- **Goal**:
Word for word, restate every line of the material.

- **Records for the exercise**:
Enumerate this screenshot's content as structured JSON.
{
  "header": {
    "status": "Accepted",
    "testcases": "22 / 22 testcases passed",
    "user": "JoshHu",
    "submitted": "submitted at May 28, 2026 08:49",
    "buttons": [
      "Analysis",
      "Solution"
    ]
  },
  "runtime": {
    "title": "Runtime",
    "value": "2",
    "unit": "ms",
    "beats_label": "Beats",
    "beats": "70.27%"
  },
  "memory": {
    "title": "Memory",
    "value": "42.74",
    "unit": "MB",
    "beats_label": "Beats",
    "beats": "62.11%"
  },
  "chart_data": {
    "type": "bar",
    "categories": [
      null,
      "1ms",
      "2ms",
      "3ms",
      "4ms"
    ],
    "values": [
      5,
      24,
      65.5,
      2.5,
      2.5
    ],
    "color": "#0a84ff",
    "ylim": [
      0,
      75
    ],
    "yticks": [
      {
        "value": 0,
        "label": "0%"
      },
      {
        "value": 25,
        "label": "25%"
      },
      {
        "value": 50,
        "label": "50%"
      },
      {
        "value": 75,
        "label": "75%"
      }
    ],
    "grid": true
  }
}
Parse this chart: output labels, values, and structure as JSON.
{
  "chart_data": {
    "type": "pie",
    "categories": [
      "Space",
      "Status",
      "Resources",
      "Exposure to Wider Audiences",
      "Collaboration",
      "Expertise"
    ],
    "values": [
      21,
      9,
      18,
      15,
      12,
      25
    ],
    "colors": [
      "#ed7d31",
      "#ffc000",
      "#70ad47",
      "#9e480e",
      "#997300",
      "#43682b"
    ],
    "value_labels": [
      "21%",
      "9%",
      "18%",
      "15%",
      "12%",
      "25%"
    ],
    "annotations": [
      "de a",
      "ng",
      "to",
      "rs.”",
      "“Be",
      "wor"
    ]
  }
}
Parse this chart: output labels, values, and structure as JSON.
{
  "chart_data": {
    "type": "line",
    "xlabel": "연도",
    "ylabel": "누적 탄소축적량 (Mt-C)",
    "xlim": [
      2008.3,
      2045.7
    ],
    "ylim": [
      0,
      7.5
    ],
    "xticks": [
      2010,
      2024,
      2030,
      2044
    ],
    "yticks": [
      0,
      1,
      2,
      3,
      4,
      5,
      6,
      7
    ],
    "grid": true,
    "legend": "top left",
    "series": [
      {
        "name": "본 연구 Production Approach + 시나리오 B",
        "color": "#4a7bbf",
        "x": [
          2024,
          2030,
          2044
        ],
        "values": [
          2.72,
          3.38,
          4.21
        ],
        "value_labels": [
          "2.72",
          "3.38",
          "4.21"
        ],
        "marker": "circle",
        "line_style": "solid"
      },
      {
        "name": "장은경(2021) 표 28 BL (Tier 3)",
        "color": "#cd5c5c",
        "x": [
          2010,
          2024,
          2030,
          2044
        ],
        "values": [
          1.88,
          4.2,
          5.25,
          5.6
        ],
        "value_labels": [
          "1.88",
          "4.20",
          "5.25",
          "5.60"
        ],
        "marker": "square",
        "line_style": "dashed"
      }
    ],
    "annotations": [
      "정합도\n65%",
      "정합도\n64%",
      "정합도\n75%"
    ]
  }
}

- **Output**:
Enumerate this screenshot's content as structured JSON.
{
  "header": {
    "status": "Accepted",
    "testcases": "22 / 22 testcases passed",
    "user": "JoshHu",
    "submitted": "submitted at May 28, 2026 08:49",
    "buttons": [
      "Analysis",
      "Solution"
    ]
  },
  "runtime": {
    "title": "Runtime",
    "value": "2",
    "unit": "ms",
    "beats_label": "Beats",
    "beats": "70.27%"
  },
  "memory": {
    "title": "Memory",
    "value": "42.74",
    "unit": "MB",
    "beats_label": "Beats",
    "beats": "62.11%"
  },
  "chart_data": {
    "type": "bar",
    "categories": [
      null,
      "1ms",
      "2ms",
      "3ms",
      "4ms"
    ],
    "values": [
      5,
      24,
      65.5,
      2.5,
      2.5
    ],
    "color": "#0a84ff",
    "ylim": [
      0,
      75
    ],
    "yticks": [
      {
        "value": 0,
        "label": "0%"
      },
      {
        "value": 25,
        "label": "25%"
      },
      {
        "value": 50,
        "label": "50%"
      },
      {
        "value": 75,
        "label": "75%"
      }
    ],
    "grid": true
  }
}
Parse this chart: output labels, values, and structure as JSON.
{
  "chart_data": {
    "type": "pie",
    "categories": [
      "Space",
      "Status",
      "Resources",
      "Exposure to Wider Audiences",
      "Collaboration",
      "Expertise"
    ],
    "values": [
      21,
      9,
      18,
      15,
      12,
      25
    ],
    "colors": [
      "#ed7d31",
      "#ffc000",
      "#70ad47",
      "#9e480e",
      "#997300",
      "#43682b"
    ],
    "value_labels": [
      "21%",
      "9%",
      "18%",
      "15%",
      "12%",
      "25%"
    ],
    "annotations": [
      "de a",
      "ng",
      "to",
      "rs.”",
      "“Be",
      "wor"
    ]
  }
}
Parse this chart: output labels, values, and structure as JSON.
{
  "chart_data": {
    "type": "line",
    "xlabel": "연도",
    "ylabel": "누적 탄소축적량 (Mt-C)",
    "xlim": [
      2008.3,
      2045.7
    ],
    "ylim": [
      0,
      7.5
    ],
    "xticks": [
      2010,
      2024,
      2030,
      2044
    ],
    "yticks": [
      0,
      1,
      2,
      3,
      4,
      5,
      6,
      7
    ],
    "grid": true,
    "legend": "top left",
    "series": [
      {
        "name": "본 연구 Production Approach + 시나리오 B",
        "color": "#4a7bbf",
        "x": [
          2024,
          2030,
          2044
        ],
        "values": [
          2.72,
          3.38,
          4.21
        ],
        "value_labels": [
          "2.72",
          "3.38",
          "4.21"
        ],
        "marker": "circle",
        "line_style": "solid"
      },
      {
        "name": "장은경(2021) 표 28 BL (Tier 3)",
        "color": "#cd5c5c",
        "x": [
          2010,
          2024,
          2030,
          2044
        ],
        "values": [
          1.88,
          4.2,
          5.25,
          5.6
        ],
        "value_labels": [
          "1.88",
          "4.20",
          "5.25",
          "5.60"
        ],
        "marker": "square",
        "line_style": "dashed"
      }
    ],
    "annotations": [
      "정합도\n65%",
      "정합도\n64%",
      "정합도\n75%"
    ]
  }
}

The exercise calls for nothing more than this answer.